TASK PROMPT: Extract all of the data and reproduce it precisely.

DATA PROVIDED:
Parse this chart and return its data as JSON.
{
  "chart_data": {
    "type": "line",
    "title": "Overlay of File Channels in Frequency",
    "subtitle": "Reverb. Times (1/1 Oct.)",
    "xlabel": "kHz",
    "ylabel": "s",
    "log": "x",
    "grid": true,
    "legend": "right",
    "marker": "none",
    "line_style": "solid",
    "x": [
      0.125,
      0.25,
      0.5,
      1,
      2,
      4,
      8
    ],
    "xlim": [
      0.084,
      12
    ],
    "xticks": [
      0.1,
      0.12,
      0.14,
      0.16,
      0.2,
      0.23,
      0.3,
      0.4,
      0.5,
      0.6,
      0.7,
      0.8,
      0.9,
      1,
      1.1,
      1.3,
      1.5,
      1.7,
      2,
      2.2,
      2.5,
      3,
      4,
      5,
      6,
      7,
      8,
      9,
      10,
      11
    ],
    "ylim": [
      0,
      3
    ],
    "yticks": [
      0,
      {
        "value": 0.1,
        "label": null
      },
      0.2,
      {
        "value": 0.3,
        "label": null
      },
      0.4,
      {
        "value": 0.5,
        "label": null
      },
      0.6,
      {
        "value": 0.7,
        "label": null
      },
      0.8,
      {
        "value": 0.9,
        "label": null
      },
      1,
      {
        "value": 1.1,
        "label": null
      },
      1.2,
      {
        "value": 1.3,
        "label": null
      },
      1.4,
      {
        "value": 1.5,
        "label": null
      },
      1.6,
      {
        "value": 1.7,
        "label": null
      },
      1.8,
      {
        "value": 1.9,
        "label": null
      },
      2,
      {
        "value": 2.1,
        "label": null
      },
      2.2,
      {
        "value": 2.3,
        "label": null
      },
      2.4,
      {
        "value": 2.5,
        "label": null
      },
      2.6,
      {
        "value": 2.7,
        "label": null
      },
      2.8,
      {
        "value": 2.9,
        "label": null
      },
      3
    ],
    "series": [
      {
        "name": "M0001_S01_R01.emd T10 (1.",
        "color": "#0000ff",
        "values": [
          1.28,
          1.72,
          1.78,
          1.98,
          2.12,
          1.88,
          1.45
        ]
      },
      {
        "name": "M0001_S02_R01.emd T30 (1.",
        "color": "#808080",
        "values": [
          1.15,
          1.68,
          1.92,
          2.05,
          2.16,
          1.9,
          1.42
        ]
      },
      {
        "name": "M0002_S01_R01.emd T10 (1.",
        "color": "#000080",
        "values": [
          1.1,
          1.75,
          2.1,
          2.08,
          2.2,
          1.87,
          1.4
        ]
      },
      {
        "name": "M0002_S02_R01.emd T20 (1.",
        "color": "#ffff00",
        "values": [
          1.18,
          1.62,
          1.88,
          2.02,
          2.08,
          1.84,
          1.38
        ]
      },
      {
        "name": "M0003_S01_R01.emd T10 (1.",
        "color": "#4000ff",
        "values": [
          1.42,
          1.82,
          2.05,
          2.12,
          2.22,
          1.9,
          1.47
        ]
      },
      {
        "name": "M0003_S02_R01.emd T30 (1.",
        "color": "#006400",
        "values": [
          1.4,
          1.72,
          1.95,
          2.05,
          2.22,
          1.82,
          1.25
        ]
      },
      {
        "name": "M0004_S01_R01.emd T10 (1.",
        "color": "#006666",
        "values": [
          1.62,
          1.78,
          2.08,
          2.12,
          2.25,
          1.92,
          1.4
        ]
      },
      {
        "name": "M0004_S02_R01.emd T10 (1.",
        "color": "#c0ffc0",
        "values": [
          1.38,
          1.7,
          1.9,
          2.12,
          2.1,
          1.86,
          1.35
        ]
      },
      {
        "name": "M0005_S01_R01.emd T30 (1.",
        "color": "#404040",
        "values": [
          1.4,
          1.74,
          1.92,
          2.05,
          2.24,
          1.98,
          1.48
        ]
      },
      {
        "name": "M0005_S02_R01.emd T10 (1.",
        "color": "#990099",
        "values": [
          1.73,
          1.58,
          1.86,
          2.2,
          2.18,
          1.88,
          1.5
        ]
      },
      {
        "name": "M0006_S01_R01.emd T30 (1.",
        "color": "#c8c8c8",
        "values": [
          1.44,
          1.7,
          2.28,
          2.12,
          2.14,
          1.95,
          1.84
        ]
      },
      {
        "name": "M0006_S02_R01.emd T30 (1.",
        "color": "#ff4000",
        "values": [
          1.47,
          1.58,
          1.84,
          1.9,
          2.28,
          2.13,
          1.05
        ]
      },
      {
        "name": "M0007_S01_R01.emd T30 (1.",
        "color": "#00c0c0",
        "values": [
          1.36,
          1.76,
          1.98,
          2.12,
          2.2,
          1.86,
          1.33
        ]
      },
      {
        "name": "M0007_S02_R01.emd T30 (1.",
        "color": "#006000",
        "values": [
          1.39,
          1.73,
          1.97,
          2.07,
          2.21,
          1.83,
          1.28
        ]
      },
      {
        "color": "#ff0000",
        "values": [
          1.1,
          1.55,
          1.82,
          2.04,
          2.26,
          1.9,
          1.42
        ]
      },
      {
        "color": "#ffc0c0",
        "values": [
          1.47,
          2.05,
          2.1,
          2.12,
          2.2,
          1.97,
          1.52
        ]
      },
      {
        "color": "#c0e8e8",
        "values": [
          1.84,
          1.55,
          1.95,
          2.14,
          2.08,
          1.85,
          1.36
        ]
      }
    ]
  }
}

THE RESULT:
Parse this chart and return its data as JSON.
{
  "chart_data": {
    "type": "line",
    "title": "Overlay of File Channels in Frequency",
    "subtitle": "Reverb. Times (1/1 Oct.)",
    "xlabel": "kHz",
    "ylabel": "s",
    "log": "x",
    "grid": true,
    "legend": "right",
    "marker": "none",
    "line_style": "solid",
    "x": [
      0.125,
      0.25,
      0.5,
      1,
      2,
      4,
      8
    ],
    "xlim": [
      0.084,
      12
    ],
    "xticks": [
      0.1,
      0.12,
      0.14,
      0.16,
      0.2,
      0.23,
      0.3,
      0.4,
      0.5,
      0.6,
      0.7,
      0.8,
      0.9,
      1,
      1.1,
      1.3,
      1.5,
      1.7,
      2,
      2.2,
      2.5,
      3,
      4,
      5,
      6,
      7,
      8,
      9,
      10,
      11
    ],
    "ylim": [
      0,
      3
    ],
    "yticks": [
      0,
      {
        "value": 0.1,
        "label": null
      },
      0.2,
      {
        "value": 0.3,
        "label": null
      },
      0.4,
      {
        "value": 0.5,
        "label": null
      },
      0.6,
      {
        "value": 0.7,
        "label": null
      },
      0.8,
      {
        "value": 0.9,
        "label": null
      },
      1,
      {
        "value": 1.1,
        "label": null
      },
      1.2,
      {
        "value": 1.3,
        "label": null
      },
      1.4,
      {
        "value": 1.5,
        "label": null
      },
      1.6,
      {
        "value": 1.7,
        "label": null
      },
      1.8,
      {
        "value": 1.9,
        "label": null
      },
      2,
      {
        "value": 2.1,
        "label": null
      },
      2.2,
      {
        "value": 2.3,
        "label": null
      },
      2.4,
      {
        "value": 2.5,
        "label": null
      },
      2.6,
      {
        "value": 2.7,
        "label": null
      },
      2.8,
      {
        "value": 2.9,
        "label": null
      },
      3
    ],
    "series": [
      {
        "name": "M0001_S01_R01.emd T10 (1.",
        "color": "#0000ff",
        "values": [
          1.28,
          1.72,
          1.78,
          1.98,
          2.12,
          1.88,
          1.45
        ]
      },
      {
        "name": "M0001_S02_R01.emd T30 (1.",
        "color": "#808080",
        "values": [
          1.15,
          1.68,
          1.92,
          2.05,
          2.16,
          1.9,
          1.42
        ]
      },
      {
        "name": "M0002_S01_R01.emd T10 (1.",
        "color": "#000080",
        "values": [
          1.1,
          1.75,
          2.1,
          2.08,
          2.2,
          1.87,
          1.4
        ]
      },
      {
        "name": "M0002_S02_R01.emd T20 (1.",
        "color": "#ffff00",
        "values": [
          1.18,
          1.62,
          1.88,
          2.02,
          2.08,
          1.84,
          1.38
        ]
      },
      {
        "name": "M0003_S01_R01.emd T10 (1.",
        "color": "#4000ff",
        "values": [
          1.42,
          1.82,
          2.05,
          2.12,
          2.22,
          1.9,
          1.47
        ]
      },
      {
        "name": "M0003_S02_R01.emd T30 (1.",
        "color": "#006400",
        "values": [
          1.4,
          1.72,
          1.95,
          2.05,
          2.22,
          1.82,
          1.25
        ]
      },
      {
        "name": "M0004_S01_R01.emd T10 (1.",
        "color": "#006666",
        "values": [
          1.62,
          1.78,
          2.08,
          2.12,
          2.25,
          1.92,
          1.4
        ]
      },
      {
        "name": "M0004_S02_R01.emd T10 (1.",
        "color": "#c0ffc0",
        "values": [
          1.38,
          1.7,
          1.9,
          2.12,
          2.1,
          1.86,
          1.35
        ]
      },
      {
        "name": "M0005_S01_R01.emd T30 (1.",
        "color": "#404040",
        "values": [
          1.4,
          1.74,
          1.92,
          2.05,
          2.24,
          1.98,
          1.48
        ]
      },
      {
        "name": "M0005_S02_R01.emd T10 (1.",
        "color": "#990099",
        "values": [
          1.73,
          1.58,
          1.86,
          2.2,
          2.18,
          1.88,
          1.5
        ]
      },
      {
        "name": "M0006_S01_R01.emd T30 (1.",
        "color": "#c8c8c8",
        "values": [
          1.44,
          1.7,
          2.28,
          2.12,
          2.14,
          1.95,
          1.84
        ]
      },
      {
        "name": "M0006_S02_R01.emd T30 (1.",
        "color": "#ff4000",
        "values": [
          1.47,
          1.58,
          1.84,
          1.9,
          2.28,
          2.13,
          1.05
        ]
      },
      {
        "name": "M0007_S01_R01.emd T30 (1.",
        "color": "#00c0c0",
        "values": [
          1.36,
          1.76,
          1.98,
          2.12,
          2.2,
          1.86,
          1.33
        ]
      },
      {
        "name": "M0007_S02_R01.emd T30 (1.",
        "color": "#006000",
        "values": [
          1.39,
          1.73,
          1.97,
          2.07,
          2.21,
          1.83,
          1.28
        ]
      },
      {
        "color": "#ff0000",
        "values": [
          1.1,
          1.55,
          1.82,
          2.04,
          2.26,
          1.9,
          1.42
        ]
      },
      {
        "color": "#ffc0c0",
        "values": [
          1.47,
          2.05,
          2.1,
          2.12,
          2.2,
          1.97,
          1.52
        ]
      },
      {
        "color": "#c0e8e8",
        "values": [
          1.84,
          1.55,
          1.95,
          2.14,
          2.08,
          1.85,
          1.36
        ]
      }
    ]
  }
}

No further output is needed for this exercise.